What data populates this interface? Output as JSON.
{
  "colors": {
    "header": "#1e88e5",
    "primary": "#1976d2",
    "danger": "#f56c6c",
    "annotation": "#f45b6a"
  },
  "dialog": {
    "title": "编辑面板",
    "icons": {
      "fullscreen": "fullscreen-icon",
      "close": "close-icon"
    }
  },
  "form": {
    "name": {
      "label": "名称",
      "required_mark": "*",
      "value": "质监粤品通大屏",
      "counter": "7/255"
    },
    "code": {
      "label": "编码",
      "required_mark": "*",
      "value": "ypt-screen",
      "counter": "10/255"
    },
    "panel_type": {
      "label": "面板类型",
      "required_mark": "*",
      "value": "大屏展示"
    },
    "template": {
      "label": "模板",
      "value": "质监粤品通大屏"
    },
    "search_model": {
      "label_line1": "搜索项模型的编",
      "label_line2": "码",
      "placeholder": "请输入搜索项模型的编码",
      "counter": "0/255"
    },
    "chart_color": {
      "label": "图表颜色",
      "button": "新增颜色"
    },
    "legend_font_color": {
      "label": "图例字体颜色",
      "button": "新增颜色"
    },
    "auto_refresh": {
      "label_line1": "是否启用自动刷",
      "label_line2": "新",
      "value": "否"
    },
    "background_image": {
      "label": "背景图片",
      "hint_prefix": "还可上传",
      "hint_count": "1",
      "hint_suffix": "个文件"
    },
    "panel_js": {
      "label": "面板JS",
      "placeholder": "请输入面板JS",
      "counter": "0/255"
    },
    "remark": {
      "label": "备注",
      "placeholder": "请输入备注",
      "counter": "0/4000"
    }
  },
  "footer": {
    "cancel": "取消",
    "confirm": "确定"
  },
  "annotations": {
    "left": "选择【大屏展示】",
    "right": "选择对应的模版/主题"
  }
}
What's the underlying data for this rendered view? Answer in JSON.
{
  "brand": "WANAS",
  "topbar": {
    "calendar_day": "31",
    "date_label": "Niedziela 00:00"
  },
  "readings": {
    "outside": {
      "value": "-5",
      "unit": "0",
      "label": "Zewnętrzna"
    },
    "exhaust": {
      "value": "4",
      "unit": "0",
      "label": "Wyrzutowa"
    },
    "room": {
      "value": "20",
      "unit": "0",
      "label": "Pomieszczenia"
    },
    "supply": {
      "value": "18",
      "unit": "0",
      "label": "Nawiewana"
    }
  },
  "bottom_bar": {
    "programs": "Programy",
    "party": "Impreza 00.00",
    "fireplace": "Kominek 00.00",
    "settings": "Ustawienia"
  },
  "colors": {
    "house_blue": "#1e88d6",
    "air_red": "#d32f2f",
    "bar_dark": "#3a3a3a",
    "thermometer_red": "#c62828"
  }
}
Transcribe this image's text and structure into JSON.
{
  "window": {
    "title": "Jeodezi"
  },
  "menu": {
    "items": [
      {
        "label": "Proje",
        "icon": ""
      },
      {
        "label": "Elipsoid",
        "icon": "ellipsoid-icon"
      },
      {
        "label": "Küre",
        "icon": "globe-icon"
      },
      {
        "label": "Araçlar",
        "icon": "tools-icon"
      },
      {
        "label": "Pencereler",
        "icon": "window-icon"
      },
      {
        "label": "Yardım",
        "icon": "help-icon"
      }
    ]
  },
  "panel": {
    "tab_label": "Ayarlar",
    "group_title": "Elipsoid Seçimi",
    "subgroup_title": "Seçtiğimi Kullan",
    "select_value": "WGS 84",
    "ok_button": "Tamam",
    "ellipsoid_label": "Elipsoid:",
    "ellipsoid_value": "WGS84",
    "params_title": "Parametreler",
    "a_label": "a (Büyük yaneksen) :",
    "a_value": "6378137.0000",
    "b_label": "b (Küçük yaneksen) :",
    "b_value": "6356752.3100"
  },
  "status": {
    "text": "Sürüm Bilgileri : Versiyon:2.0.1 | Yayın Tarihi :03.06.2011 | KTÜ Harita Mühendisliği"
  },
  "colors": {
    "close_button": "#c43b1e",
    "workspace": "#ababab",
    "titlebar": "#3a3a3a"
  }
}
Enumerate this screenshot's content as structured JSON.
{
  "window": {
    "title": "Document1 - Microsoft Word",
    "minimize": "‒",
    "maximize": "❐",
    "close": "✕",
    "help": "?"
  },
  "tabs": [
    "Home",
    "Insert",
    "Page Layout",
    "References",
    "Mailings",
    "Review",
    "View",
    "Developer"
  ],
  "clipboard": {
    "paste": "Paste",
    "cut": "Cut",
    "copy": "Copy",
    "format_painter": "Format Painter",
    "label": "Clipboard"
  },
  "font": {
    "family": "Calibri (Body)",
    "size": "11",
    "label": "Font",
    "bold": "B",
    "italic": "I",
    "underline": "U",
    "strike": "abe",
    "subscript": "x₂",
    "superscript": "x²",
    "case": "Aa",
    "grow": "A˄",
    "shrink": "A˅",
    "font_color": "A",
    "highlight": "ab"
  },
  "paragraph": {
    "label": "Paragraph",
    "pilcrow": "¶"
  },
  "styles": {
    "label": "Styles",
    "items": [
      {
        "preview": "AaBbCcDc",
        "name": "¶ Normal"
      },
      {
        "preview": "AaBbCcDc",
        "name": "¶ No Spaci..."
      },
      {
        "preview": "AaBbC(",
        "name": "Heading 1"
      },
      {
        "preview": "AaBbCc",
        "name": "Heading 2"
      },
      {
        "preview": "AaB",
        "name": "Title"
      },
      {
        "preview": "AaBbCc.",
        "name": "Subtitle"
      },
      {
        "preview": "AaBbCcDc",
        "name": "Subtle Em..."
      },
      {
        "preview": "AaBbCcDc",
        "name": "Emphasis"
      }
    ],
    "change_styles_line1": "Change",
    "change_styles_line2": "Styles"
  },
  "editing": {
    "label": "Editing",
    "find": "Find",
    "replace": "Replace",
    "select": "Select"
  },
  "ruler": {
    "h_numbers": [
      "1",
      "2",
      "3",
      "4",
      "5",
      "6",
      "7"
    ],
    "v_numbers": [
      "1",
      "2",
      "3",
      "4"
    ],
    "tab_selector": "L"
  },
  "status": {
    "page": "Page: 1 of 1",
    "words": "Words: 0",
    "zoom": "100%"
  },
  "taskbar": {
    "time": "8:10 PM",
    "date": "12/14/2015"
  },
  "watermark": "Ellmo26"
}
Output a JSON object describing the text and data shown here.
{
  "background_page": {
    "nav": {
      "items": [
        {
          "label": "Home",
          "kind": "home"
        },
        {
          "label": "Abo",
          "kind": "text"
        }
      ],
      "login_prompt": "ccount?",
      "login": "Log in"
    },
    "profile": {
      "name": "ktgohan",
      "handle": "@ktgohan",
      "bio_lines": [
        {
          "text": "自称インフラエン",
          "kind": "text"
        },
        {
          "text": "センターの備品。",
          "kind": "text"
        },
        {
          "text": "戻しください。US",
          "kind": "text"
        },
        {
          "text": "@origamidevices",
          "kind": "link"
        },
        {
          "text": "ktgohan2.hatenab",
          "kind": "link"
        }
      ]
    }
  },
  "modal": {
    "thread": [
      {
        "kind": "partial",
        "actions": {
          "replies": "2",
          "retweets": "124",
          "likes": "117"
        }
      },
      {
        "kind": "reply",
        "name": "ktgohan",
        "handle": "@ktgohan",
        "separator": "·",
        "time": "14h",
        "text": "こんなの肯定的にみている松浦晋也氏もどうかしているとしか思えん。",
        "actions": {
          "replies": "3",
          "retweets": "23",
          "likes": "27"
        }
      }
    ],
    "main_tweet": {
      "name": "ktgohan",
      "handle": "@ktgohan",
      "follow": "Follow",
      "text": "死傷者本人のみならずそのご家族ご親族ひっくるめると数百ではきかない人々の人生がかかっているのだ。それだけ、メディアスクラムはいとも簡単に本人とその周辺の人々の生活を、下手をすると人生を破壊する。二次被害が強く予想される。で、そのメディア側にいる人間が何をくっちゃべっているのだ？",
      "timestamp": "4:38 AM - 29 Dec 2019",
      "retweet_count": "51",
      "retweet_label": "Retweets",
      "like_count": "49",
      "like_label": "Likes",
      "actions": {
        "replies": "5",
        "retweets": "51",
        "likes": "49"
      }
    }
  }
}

#####

*Set task*
All lines from the one containing "Output a JSON" through the final line of the listing above are to be reproduced exactly; include both and add nothing.

*Answer in full*
Output a JSON object describing the text and data shown here.
{
  "background_page": {
    "nav": {
      "items": [
        {
          "label": "Home",
          "kind": "home"
        },
        {
          "label": "Abo",
          "kind": "text"
        }
      ],
      "login_prompt": "ccount?",
      "login": "Log in"
    },
    "profile": {
      "name": "ktgohan",
      "handle": "@ktgohan",
      "bio_lines": [
        {
          "text": "自称インフラエン",
          "kind": "text"
        },
        {
          "text": "センターの備品。",
          "kind": "text"
        },
        {
          "text": "戻しください。US",
          "kind": "text"
        },
        {
          "text": "@origamidevices",
          "kind": "link"
        },
        {
          "text": "ktgohan2.hatenab",
          "kind": "link"
        }
      ]
    }
  },
  "modal": {
    "thread": [
      {
        "kind": "partial",
        "actions": {
          "replies": "2",
          "retweets": "124",
          "likes": "117"
        }
      },
      {
        "kind": "reply",
        "name": "ktgohan",
        "handle": "@ktgohan",
        "separator": "·",
        "time": "14h",
        "text": "こんなの肯定的にみている松浦晋也氏もどうかしているとしか思えん。",
        "actions": {
          "replies": "3",
          "retweets": "23",
          "likes": "27"
        }
      }
    ],
    "main_tweet": {
      "name": "ktgohan",
      "handle": "@ktgohan",
      "follow": "Follow",
      "text": "死傷者本人のみならずそのご家族ご親族ひっくるめると数百ではきかない人々の人生がかかっているのだ。それだけ、メディアスクラムはいとも簡単に本人とその周辺の人々の生活を、下手をすると人生を破壊する。二次被害が強く予想される。で、そのメディア側にいる人間が何をくっちゃべっているのだ？",
      "timestamp": "4:38 AM - 29 Dec 2019",
      "retweet_count": "51",
      "retweet_label": "Retweets",
      "like_count": "49",
      "like_label": "Likes",
      "actions": {
        "replies": "5",
        "retweets": "51",
        "likes": "49"
      }
    }
  }
}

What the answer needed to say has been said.